The request:
Which lines have the string "находящемуся"? Copy all of them from the entries below.

Records supplied:
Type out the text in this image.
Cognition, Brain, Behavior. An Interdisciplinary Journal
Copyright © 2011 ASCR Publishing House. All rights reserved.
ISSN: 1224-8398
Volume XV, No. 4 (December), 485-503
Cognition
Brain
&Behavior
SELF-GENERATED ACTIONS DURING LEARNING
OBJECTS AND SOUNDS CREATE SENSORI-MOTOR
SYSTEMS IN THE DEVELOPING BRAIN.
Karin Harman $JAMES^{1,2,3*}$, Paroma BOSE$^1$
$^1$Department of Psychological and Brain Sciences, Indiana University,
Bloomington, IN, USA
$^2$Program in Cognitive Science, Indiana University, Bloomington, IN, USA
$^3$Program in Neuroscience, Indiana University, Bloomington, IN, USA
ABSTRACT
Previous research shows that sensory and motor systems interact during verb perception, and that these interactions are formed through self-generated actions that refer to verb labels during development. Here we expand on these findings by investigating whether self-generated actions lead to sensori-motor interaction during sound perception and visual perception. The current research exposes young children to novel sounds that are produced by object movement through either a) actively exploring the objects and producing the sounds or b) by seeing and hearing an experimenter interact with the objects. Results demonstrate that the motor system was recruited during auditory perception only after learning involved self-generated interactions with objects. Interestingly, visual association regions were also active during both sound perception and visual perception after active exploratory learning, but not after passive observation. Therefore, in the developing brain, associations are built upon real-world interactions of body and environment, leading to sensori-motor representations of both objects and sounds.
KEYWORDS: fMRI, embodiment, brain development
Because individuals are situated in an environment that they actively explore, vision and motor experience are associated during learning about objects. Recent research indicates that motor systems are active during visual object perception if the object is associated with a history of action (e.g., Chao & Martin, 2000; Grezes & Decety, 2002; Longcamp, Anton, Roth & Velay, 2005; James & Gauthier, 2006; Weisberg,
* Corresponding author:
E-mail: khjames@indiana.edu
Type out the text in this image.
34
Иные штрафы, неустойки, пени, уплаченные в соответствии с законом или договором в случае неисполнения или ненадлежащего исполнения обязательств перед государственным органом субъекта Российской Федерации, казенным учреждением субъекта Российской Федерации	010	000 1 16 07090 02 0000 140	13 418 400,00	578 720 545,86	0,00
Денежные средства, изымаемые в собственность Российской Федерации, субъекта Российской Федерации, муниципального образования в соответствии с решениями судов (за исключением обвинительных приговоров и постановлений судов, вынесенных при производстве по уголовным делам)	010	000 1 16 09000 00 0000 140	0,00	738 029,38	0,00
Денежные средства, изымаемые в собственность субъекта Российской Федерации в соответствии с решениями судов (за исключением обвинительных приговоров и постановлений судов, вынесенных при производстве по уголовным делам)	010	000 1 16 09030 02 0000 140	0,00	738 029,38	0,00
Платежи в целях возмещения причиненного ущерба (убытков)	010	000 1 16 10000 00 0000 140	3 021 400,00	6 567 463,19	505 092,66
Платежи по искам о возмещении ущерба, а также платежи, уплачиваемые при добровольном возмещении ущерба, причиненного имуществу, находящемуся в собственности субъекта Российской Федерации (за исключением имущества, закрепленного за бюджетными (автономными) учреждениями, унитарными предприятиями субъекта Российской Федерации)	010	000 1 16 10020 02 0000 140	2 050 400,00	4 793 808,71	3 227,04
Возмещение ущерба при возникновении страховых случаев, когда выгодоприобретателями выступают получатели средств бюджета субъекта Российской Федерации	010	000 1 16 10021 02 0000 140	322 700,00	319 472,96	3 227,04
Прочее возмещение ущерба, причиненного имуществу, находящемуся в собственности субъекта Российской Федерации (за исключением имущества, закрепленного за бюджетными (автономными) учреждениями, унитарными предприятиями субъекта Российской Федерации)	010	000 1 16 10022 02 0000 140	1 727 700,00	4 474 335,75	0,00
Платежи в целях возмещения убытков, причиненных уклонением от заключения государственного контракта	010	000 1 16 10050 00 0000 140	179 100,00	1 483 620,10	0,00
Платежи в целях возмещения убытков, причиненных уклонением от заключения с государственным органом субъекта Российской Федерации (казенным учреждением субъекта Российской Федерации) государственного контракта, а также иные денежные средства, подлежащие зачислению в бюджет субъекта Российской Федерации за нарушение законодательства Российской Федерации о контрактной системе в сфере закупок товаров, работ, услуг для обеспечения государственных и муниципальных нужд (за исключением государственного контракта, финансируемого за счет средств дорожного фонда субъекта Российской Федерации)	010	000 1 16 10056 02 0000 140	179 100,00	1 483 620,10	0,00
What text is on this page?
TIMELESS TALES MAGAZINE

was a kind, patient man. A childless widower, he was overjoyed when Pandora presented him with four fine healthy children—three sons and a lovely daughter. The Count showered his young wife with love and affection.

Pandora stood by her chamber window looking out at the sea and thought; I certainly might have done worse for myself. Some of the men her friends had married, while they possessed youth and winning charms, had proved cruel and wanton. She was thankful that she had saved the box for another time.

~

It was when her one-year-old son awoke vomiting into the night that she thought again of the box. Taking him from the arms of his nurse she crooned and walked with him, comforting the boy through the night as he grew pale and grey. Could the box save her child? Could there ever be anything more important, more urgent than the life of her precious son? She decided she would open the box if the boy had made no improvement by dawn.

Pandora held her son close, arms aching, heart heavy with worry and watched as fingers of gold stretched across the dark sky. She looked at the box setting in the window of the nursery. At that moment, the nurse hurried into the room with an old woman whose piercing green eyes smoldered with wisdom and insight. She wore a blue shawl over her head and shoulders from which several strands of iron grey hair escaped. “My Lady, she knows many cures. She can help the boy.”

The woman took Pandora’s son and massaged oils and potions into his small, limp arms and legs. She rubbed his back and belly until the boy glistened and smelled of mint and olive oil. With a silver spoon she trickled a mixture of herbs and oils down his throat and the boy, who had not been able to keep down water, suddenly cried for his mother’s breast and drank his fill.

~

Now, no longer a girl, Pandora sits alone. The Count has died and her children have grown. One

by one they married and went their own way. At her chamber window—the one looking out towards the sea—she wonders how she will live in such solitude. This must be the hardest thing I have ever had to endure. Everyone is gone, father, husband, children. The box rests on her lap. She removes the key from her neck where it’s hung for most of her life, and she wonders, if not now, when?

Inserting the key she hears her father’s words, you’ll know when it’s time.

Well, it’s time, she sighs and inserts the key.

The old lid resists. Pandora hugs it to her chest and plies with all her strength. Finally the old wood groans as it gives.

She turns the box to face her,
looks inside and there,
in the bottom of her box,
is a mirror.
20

Completed task:
Платежи по искам о возмещении ущерба, а также платежи, уплачиваемые при добровольном возмещении ущерба, причиненного имуществу, находящемуся в собственности субъекта Российской Федерации (за исключением имущества, закрепленного за бюджетными (автономными) учреждениями, унитарными предприятиями субъекта Российской Федерации)	010	000 1 16 10020 02 0000 140	2 050 400,00	4 793 808,71	3 227,04
Прочее возмещение ущерба, причиненного имуществу, находящемуся в собственности субъекта Российской Федерации (за исключением имущества, закрепленного за бюджетными (автономными) учреждениями, унитарными предприятиями субъекта Российской Федерации)	010	000 1 16 10022 02 0000 140	1 727 700,00	4 474 335,75	0,00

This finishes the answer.